What the exercise asks
Copy out the entries below in full and exactly.

[Records from a dataset]
··········
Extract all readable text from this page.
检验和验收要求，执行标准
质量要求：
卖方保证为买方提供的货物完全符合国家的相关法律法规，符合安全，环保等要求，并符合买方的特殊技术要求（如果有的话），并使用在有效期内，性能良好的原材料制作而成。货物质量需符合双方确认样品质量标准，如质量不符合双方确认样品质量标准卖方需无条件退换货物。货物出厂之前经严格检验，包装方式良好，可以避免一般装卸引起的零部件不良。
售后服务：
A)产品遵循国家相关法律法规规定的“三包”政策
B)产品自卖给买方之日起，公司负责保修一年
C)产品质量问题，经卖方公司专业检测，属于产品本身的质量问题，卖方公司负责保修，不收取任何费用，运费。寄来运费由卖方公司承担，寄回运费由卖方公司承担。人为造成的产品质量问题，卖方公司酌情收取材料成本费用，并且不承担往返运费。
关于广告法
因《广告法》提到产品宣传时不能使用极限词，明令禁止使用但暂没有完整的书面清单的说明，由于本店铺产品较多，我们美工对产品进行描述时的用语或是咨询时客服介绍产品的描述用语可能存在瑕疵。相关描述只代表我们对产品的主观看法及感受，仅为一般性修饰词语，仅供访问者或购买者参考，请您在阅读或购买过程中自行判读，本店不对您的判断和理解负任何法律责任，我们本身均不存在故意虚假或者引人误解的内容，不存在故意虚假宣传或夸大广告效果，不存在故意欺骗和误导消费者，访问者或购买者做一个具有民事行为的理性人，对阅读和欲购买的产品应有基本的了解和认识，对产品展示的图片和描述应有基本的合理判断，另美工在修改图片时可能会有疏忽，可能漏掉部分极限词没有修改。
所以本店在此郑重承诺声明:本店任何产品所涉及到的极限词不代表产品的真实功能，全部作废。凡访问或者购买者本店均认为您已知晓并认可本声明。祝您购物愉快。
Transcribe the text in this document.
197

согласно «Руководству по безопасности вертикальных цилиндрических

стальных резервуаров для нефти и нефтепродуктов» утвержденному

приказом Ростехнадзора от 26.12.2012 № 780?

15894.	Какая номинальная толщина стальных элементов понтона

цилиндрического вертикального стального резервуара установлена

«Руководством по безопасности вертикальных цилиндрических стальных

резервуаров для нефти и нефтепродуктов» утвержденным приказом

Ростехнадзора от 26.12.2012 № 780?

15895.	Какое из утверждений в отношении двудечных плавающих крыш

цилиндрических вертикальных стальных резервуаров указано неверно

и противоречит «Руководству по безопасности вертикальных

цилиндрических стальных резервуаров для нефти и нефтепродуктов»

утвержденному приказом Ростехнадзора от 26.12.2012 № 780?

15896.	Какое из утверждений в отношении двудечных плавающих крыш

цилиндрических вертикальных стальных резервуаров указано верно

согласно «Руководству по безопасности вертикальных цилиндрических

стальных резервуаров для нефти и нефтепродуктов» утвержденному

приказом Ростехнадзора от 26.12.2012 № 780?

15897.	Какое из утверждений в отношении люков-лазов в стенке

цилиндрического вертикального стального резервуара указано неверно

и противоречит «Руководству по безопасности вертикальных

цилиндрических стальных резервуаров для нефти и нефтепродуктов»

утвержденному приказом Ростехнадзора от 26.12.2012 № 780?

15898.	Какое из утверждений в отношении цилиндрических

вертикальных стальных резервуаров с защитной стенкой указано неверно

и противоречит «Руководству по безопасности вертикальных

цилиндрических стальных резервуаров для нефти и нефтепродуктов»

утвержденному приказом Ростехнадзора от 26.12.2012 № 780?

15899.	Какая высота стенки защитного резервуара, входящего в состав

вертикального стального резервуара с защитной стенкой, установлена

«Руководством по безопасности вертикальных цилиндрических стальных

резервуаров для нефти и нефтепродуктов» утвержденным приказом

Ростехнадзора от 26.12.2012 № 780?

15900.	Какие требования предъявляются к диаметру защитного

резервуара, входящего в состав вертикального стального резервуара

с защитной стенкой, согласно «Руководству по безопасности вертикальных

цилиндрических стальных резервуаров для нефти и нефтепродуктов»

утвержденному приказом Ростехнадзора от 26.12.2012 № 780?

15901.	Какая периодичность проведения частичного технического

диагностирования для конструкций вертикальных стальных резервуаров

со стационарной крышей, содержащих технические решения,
··········
Worked answer
Extract all readable text from this page.
检验和验收要求，执行标准
质量要求：
卖方保证为买方提供的货物完全符合国家的相关法律法规，符合安全，环保等要求，并符合买方的特殊技术要求（如果有的话），并使用在有效期内，性能良好的原材料制作而成。货物质量需符合双方确认样品质量标准，如质量不符合双方确认样品质量标准卖方需无条件退换货物。货物出厂之前经严格检验，包装方式良好，可以避免一般装卸引起的零部件不良。
售后服务：
A)产品遵循国家相关法律法规规定的“三包”政策
B)产品自卖给买方之日起，公司负责保修一年
C)产品质量问题，经卖方公司专业检测，属于产品本身的质量问题，卖方公司负责保修，不收取任何费用，运费。寄来运费由卖方公司承担，寄回运费由卖方公司承担。人为造成的产品质量问题，卖方公司酌情收取材料成本费用，并且不承担往返运费。
关于广告法
因《广告法》提到产品宣传时不能使用极限词，明令禁止使用但暂没有完整的书面清单的说明，由于本店铺产品较多，我们美工对产品进行描述时的用语或是咨询时客服介绍产品的描述用语可能存在瑕疵。相关描述只代表我们对产品的主观看法及感受，仅为一般性修饰词语，仅供访问者或购买者参考，请您在阅读或购买过程中自行判读，本店不对您的判断和理解负任何法律责任，我们本身均不存在故意虚假或者引人误解的内容，不存在故意虚假宣传或夸大广告效果，不存在故意欺骗和误导消费者，访问者或购买者做一个具有民事行为的理性人，对阅读和欲购买的产品应有基本的了解和认识，对产品展示的图片和描述应有基本的合理判断，另美工在修改图片时可能会有疏忽，可能漏掉部分极限词没有修改。
所以本店在此郑重承诺声明:本店任何产品所涉及到的极限词不代表产品的真实功能，全部作废。凡访问或者购买者本店均认为您已知晓并认可本声明。祝您购物愉快。
Transcribe the text in this document.
197

согласно «Руководству по безопасности вертикальных цилиндрических

стальных резервуаров для нефти и нефтепродуктов» утвержденному

приказом Ростехнадзора от 26.12.2012 № 780?

15894.	Какая номинальная толщина стальных элементов понтона

цилиндрического вертикального стального резервуара установлена

«Руководством по безопасности вертикальных цилиндрических стальных

резервуаров для нефти и нефтепродуктов» утвержденным приказом

Ростехнадзора от 26.12.2012 № 780?

15895.	Какое из утверждений в отношении двудечных плавающих крыш

цилиндрических вертикальных стальных резервуаров указано неверно

и противоречит «Руководству по безопасности вертикальных

цилиндрических стальных резервуаров для нефти и нефтепродуктов»

утвержденному приказом Ростехнадзора от 26.12.2012 № 780?

15896.	Какое из утверждений в отношении двудечных плавающих крыш

цилиндрических вертикальных стальных резервуаров указано верно

согласно «Руководству по безопасности вертикальных цилиндрических

стальных резервуаров для нефти и нефтепродуктов» утвержденному

приказом Ростехнадзора от 26.12.2012 № 780?

15897.	Какое из утверждений в отношении люков-лазов в стенке

цилиндрического вертикального стального резервуара указано неверно

и противоречит «Руководству по безопасности вертикальных

цилиндрических стальных резервуаров для нефти и нефтепродуктов»

утвержденному приказом Ростехнадзора от 26.12.2012 № 780?

15898.	Какое из утверждений в отношении цилиндрических

вертикальных стальных резервуаров с защитной стенкой указано неверно

и противоречит «Руководству по безопасности вертикальных

цилиндрических стальных резервуаров для нефти и нефтепродуктов»

утвержденному приказом Ростехнадзора от 26.12.2012 № 780?

15899.	Какая высота стенки защитного резервуара, входящего в состав

вертикального стального резервуара с защитной стенкой, установлена

«Руководством по безопасности вертикальных цилиндрических стальных

резервуаров для нефти и нефтепродуктов» утвержденным приказом

Ростехнадзора от 26.12.2012 № 780?

15900.	Какие требования предъявляются к диаметру защитного

резервуара, входящего в состав вертикального стального резервуара

с защитной стенкой, согласно «Руководству по безопасности вертикальных

цилиндрических стальных резервуаров для нефти и нефтепродуктов»

утвержденному приказом Ростехнадзора от 26.12.2012 № 780?

15901.	Какая периодичность проведения частичного технического

диагностирования для конструкций вертикальных стальных резервуаров

со стационарной крышей, содержащих технические решения,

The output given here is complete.